=== WHAT IS REQUIRED ===
Starting at the line that contains "Parse this screenshot: output", retype each line to the end of the listing below. Include both ends, but not the pictures.

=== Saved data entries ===
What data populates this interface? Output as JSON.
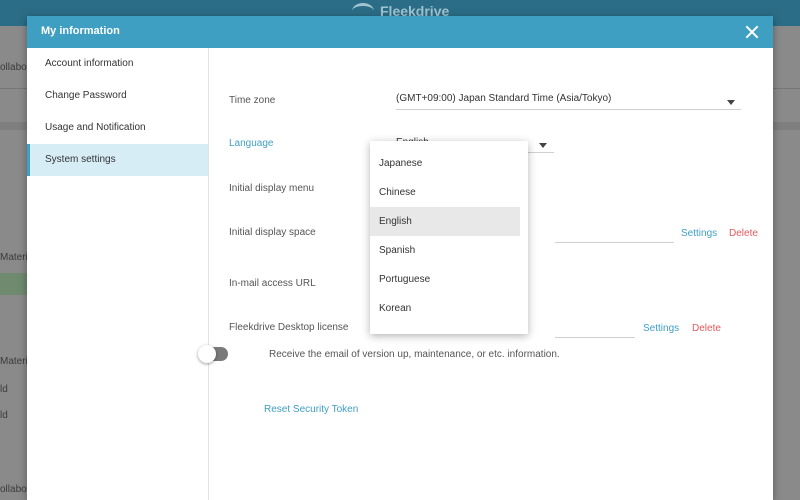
{
  "background": {
    "brand": "Fleekdrive",
    "fragments": [
      "ollabo",
      "Materi",
      "Materi",
      "ld",
      "ld",
      "ollabo"
    ]
  },
  "modal": {
    "title": "My information",
    "close_icon": "close-icon"
  },
  "sidebar": {
    "items": [
      {
        "label": "Account information"
      },
      {
        "label": "Change Password"
      },
      {
        "label": "Usage and Notification"
      },
      {
        "label": "System settings",
        "active": true
      }
    ]
  },
  "settings": {
    "time_zone": {
      "label": "Time zone",
      "value": "(GMT+09:00) Japan Standard Time (Asia/Tokyo)"
    },
    "language": {
      "label": "Language",
      "value": "English"
    },
    "initial_display_menu": {
      "label": "Initial display menu"
    },
    "initial_display_space": {
      "label": "Initial display space",
      "settings_link": "Settings",
      "delete_link": "Delete"
    },
    "in_mail_access_url": {
      "label": "In-mail access URL"
    },
    "desktop_license": {
      "label": "Fleekdrive Desktop license",
      "settings_link": "Settings",
      "delete_link": "Delete"
    },
    "email_toggle": {
      "label": "Receive the email of version up, maintenance, or etc. information.",
      "enabled": false
    },
    "reset_security_token": "Reset Security Token"
  },
  "language_dropdown": {
    "options": [
      "Japanese",
      "Chinese",
      "English",
      "Spanish",
      "Portuguese",
      "Korean"
    ],
    "selected": "English"
  },
  "colors": {
    "accent": "#3f9fc3",
    "danger": "#e05a5a",
    "header": "#3f9fc3"
  }
}
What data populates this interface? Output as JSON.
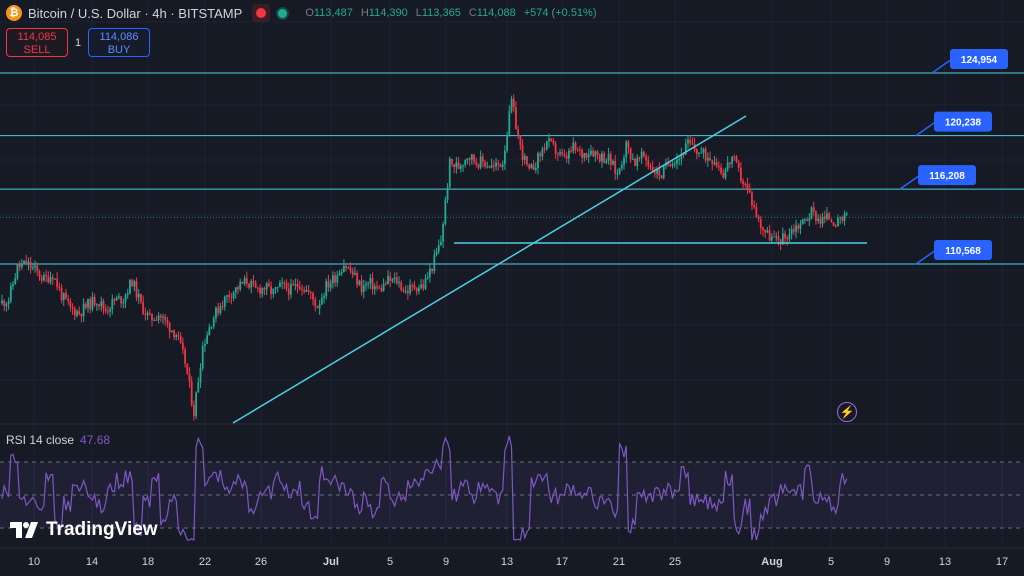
{
  "header": {
    "coin_symbol": "₿",
    "symbol_title": "Bitcoin / U.S. Dollar · 4h · BITSTAMP",
    "ohlc": [
      {
        "k": "O",
        "v": "113,487"
      },
      {
        "k": "H",
        "v": "114,390"
      },
      {
        "k": "L",
        "v": "113,365"
      },
      {
        "k": "C",
        "v": "114,088"
      }
    ],
    "change": "+574 (+0.51%)"
  },
  "trade": {
    "sell_price": "114,085",
    "sell_label": "SELL",
    "quantity": "1",
    "buy_price": "114,086",
    "buy_label": "BUY"
  },
  "price_labels": [
    "124,954",
    "120,238",
    "116,208",
    "110,568"
  ],
  "rsi": {
    "label": "RSI 14 close",
    "value": "47.68"
  },
  "time_axis": [
    "10",
    "14",
    "18",
    "22",
    "26",
    "Jul",
    "5",
    "9",
    "13",
    "17",
    "21",
    "25",
    "Aug",
    "5",
    "9",
    "13",
    "17"
  ],
  "brand": "TradingView",
  "colors": {
    "background": "#161a25",
    "up": "#22ab94",
    "down": "#f23645",
    "drawing": "#4dd0e1",
    "label_bg": "#2962ff",
    "rsi": "#7e57c2"
  },
  "chart_data": {
    "type": "candlestick",
    "timeframe": "4h",
    "horizontal_levels": [
      124954,
      120238,
      116208,
      110568
    ],
    "price_path": [
      107600,
      107900,
      110300,
      110600,
      110100,
      109400,
      109800,
      108200,
      107200,
      106900,
      107500,
      107900,
      107100,
      107800,
      108000,
      109300,
      107500,
      106400,
      106800,
      106000,
      105300,
      103200,
      99400,
      104400,
      106300,
      107500,
      108300,
      108800,
      109300,
      108600,
      108800,
      108400,
      108900,
      108600,
      109100,
      108400,
      107400,
      108900,
      109600,
      110600,
      109800,
      108800,
      109100,
      108600,
      109300,
      109300,
      108500,
      108900,
      108900,
      110400,
      112300,
      118100,
      117900,
      118800,
      118300,
      118200,
      117800,
      118300,
      122800,
      119300,
      117400,
      118500,
      119800,
      119100,
      118400,
      119300,
      118800,
      119200,
      118700,
      118500,
      117300,
      119500,
      118200,
      118700,
      117700,
      117300,
      118400,
      118600,
      119600,
      119100,
      118700,
      118500,
      117400,
      118600,
      117100,
      115800,
      113800,
      112800,
      112300,
      112600,
      113300,
      113700,
      114500,
      113900,
      114100,
      113600,
      114088
    ]
  }
}
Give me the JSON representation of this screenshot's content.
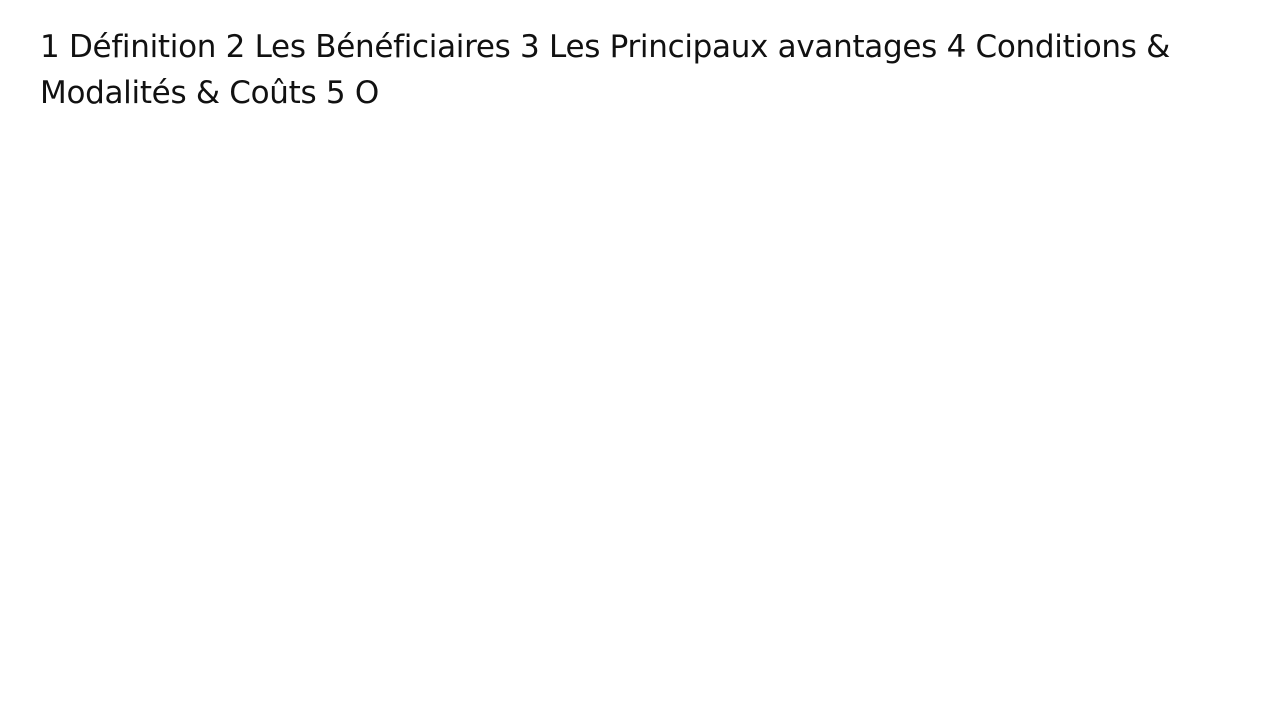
{
  "slide": {
    "outline_items": [
      "1 Définition",
      "2 Les Bénéficiaires",
      "3 Les Principaux avantages",
      "4 Conditions & Modalités & Coûts",
      "5 O"
    ]
  }
}
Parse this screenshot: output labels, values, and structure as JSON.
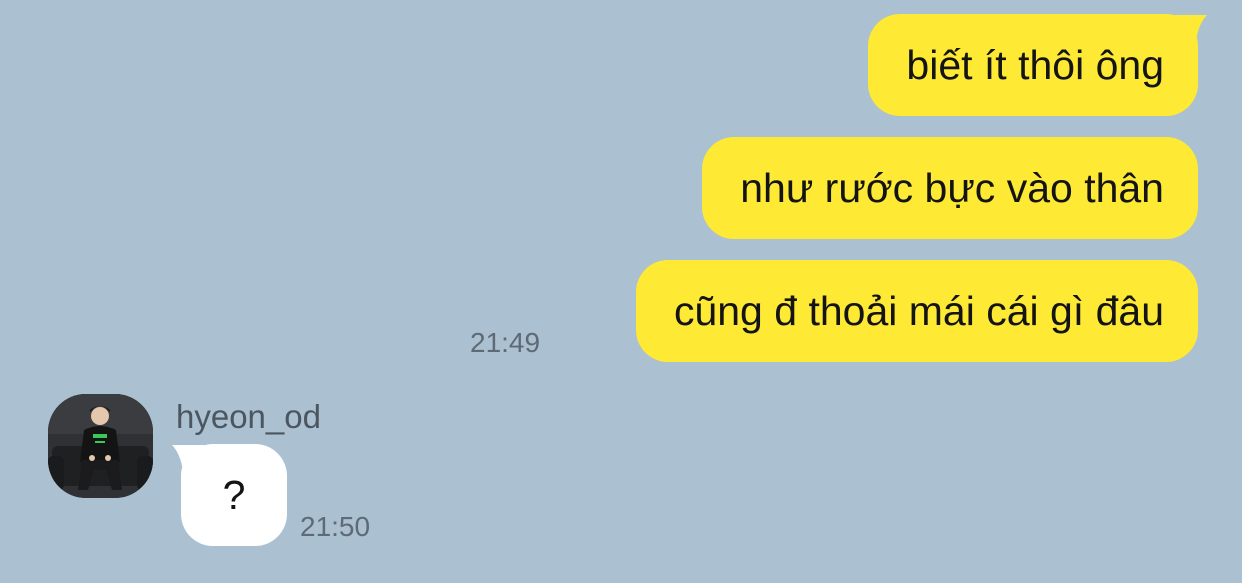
{
  "colors": {
    "background": "#abc1d1",
    "outgoing_bubble": "#fee934",
    "incoming_bubble": "#ffffff"
  },
  "outgoing": [
    {
      "text": "biết ít thôi ông"
    },
    {
      "text": "như rước bực vào thân"
    },
    {
      "text": "cũng đ thoải mái cái gì đâu"
    }
  ],
  "outgoing_time": "21:49",
  "incoming": {
    "sender": "hyeon_od",
    "text": "?",
    "time": "21:50",
    "avatar_icon": "profile-photo"
  }
}
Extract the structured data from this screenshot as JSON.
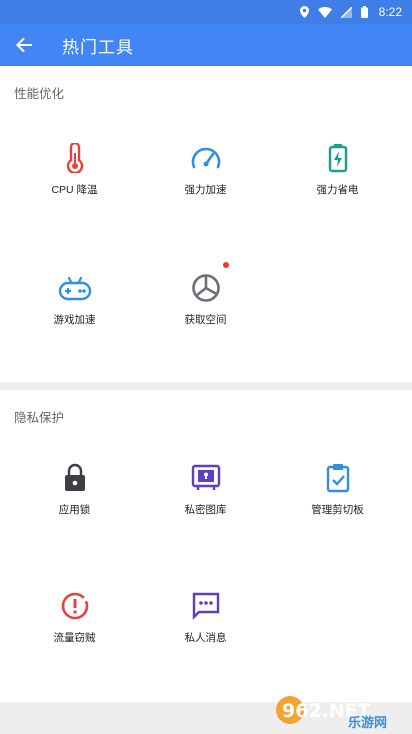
{
  "status": {
    "time": "8:22"
  },
  "appbar": {
    "title": "热门工具"
  },
  "sections": [
    {
      "title": "性能优化",
      "items": [
        {
          "label": "CPU 降温",
          "icon": "thermometer-icon"
        },
        {
          "label": "强力加速",
          "icon": "speedometer-icon"
        },
        {
          "label": "强力省电",
          "icon": "battery-icon"
        },
        {
          "label": "游戏加速",
          "icon": "gamepad-icon"
        },
        {
          "label": "获取空间",
          "icon": "pie-chart-icon",
          "badge": true
        }
      ]
    },
    {
      "title": "隐私保护",
      "items": [
        {
          "label": "应用锁",
          "icon": "lock-icon"
        },
        {
          "label": "私密图库",
          "icon": "private-gallery-icon"
        },
        {
          "label": "管理剪切板",
          "icon": "clipboard-icon"
        },
        {
          "label": "流量窃贼",
          "icon": "alert-icon"
        },
        {
          "label": "私人消息",
          "icon": "message-icon"
        }
      ]
    }
  ],
  "watermark": {
    "brand": "962.NET",
    "text": "乐游网"
  },
  "colors": {
    "status_bar": "#3f7ee6",
    "app_bar": "#4285f4",
    "red": "#e8413c",
    "blue": "#2f8fe0",
    "teal": "#1aa08a",
    "gray": "#6e6e76",
    "purple": "#5b3fc4",
    "dark": "#3e3e44"
  }
}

=== SOLVED EXERCISE ===
Parse this screenshot: output labels, values, and structure as JSON.
{
  "colors": {
    "background": "#abc1d1",
    "outgoing_bubble": "#fee934",
    "incoming_bubble": "#ffffff"
  },
  "outgoing": [
    {
      "text": "biết ít thôi ông"
    },
    {
      "text": "như rước bực vào thân"
    },
    {
      "text": "cũng đ thoải mái cái gì đâu"
    }
  ],
  "outgoing_time": "21:49",
  "incoming": {
    "sender": "hyeon_od",
    "text": "?",
    "time": "21:50",
    "avatar_icon": "profile-photo"
  }
}
Extract the structured data from this screenshot as JSON.
{
  "status": {
    "time": "8:22"
  },
  "appbar": {
    "title": "热门工具"
  },
  "sections": [
    {
      "title": "性能优化",
      "items": [
        {
          "label": "CPU 降温",
          "icon": "thermometer-icon"
        },
        {
          "label": "强力加速",
          "icon": "speedometer-icon"
        },
        {
          "label": "强力省电",
          "icon": "battery-icon"
        },
        {
          "label": "游戏加速",
          "icon": "gamepad-icon"
        },
        {
          "label": "获取空间",
          "icon": "pie-chart-icon",
          "badge": true
        }
      ]
    },
    {
      "title": "隐私保护",
      "items": [
        {
          "label": "应用锁",
          "icon": "lock-icon"
        },
        {
          "label": "私密图库",
          "icon": "private-gallery-icon"
        },
        {
          "label": "管理剪切板",
          "icon": "clipboard-icon"
        },
        {
          "label": "流量窃贼",
          "icon": "alert-icon"
        },
        {
          "label": "私人消息",
          "icon": "message-icon"
        }
      ]
    }
  ],
  "watermark": {
    "brand": "962.NET",
    "text": "乐游网"
  },
  "colors": {
    "status_bar": "#3f7ee6",
    "app_bar": "#4285f4",
    "red": "#e8413c",
    "blue": "#2f8fe0",
    "teal": "#1aa08a",
    "gray": "#6e6e76",
    "purple": "#5b3fc4",
    "dark": "#3e3e44"
  }
}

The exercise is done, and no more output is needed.